*REQUIRED WORK*. Lines holding the string "JSON" are the ones to copy from this listing.

^^^^^^^^

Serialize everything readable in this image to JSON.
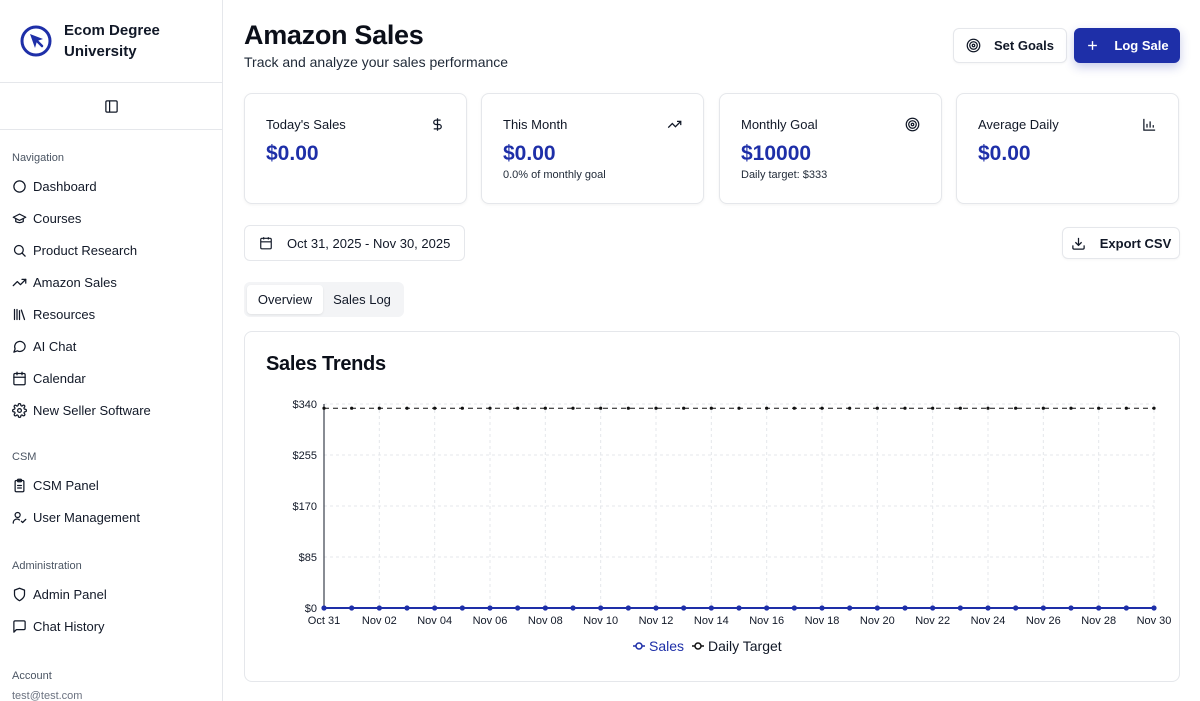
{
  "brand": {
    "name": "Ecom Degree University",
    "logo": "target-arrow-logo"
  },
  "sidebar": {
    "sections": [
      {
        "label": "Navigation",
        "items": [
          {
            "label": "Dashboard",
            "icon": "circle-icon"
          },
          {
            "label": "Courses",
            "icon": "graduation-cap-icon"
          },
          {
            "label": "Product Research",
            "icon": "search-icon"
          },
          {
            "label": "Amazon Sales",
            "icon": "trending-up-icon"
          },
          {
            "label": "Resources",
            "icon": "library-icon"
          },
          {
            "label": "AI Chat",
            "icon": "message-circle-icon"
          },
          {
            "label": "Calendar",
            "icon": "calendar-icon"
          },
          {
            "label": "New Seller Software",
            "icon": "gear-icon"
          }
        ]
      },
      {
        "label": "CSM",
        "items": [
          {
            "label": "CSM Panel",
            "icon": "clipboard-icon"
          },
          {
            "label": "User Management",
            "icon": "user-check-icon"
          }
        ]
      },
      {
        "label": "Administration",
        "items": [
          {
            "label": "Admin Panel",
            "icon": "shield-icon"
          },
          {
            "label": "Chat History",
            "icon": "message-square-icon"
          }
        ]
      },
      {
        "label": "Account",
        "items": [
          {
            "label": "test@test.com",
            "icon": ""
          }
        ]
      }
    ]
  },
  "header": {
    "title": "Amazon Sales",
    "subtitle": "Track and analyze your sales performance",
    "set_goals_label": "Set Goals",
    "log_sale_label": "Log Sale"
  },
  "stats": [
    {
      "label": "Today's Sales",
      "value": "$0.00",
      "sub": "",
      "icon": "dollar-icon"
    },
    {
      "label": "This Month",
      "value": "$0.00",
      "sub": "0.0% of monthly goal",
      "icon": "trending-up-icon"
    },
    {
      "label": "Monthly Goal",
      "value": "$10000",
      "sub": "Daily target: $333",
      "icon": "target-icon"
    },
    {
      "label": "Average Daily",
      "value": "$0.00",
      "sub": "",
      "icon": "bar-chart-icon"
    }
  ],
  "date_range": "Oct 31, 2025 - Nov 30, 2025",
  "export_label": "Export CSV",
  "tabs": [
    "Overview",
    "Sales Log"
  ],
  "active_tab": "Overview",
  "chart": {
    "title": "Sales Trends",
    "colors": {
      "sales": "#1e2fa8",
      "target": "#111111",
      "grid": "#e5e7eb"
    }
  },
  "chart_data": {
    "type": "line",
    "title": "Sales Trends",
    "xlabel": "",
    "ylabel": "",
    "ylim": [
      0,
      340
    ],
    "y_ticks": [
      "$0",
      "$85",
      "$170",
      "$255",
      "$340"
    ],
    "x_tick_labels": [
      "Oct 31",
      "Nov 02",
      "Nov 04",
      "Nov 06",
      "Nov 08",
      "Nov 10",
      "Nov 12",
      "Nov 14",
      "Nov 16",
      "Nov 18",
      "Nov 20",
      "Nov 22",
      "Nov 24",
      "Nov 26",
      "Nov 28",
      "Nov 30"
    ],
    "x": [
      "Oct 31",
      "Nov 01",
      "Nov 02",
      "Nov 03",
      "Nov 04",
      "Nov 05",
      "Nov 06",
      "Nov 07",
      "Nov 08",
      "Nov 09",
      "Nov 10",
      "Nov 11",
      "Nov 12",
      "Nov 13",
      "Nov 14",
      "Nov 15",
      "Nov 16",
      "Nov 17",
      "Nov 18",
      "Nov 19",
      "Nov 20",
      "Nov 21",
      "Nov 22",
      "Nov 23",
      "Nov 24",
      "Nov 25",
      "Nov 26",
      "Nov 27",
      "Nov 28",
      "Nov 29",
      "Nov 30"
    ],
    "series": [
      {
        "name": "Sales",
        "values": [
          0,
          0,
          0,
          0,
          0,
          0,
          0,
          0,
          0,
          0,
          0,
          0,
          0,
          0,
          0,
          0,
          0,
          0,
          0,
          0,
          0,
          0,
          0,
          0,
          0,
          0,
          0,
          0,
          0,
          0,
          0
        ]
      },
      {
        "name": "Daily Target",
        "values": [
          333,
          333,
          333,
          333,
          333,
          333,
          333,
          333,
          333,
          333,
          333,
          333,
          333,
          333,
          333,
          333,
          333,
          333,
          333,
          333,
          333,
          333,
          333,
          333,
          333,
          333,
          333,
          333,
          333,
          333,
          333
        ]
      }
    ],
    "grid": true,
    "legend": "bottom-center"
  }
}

^^^^^^^^

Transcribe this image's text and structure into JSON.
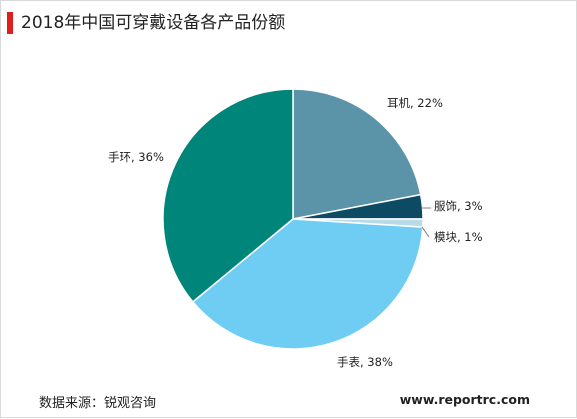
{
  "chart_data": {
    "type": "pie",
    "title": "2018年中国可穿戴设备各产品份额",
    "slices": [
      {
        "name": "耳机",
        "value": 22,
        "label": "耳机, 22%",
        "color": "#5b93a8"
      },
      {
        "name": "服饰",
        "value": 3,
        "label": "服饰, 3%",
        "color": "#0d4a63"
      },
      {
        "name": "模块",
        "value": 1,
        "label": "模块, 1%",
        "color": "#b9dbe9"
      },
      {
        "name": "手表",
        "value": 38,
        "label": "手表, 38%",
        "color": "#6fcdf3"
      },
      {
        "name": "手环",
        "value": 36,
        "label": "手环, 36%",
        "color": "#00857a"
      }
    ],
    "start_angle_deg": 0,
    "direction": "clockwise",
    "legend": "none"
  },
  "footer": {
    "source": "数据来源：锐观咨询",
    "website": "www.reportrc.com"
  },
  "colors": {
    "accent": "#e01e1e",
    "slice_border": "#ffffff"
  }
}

^^^^^^^^

*ANSWER TO THE EXERCISE*.
Serialize everything readable in this image to JSON.
Transcribe this image's text and structure into JSON.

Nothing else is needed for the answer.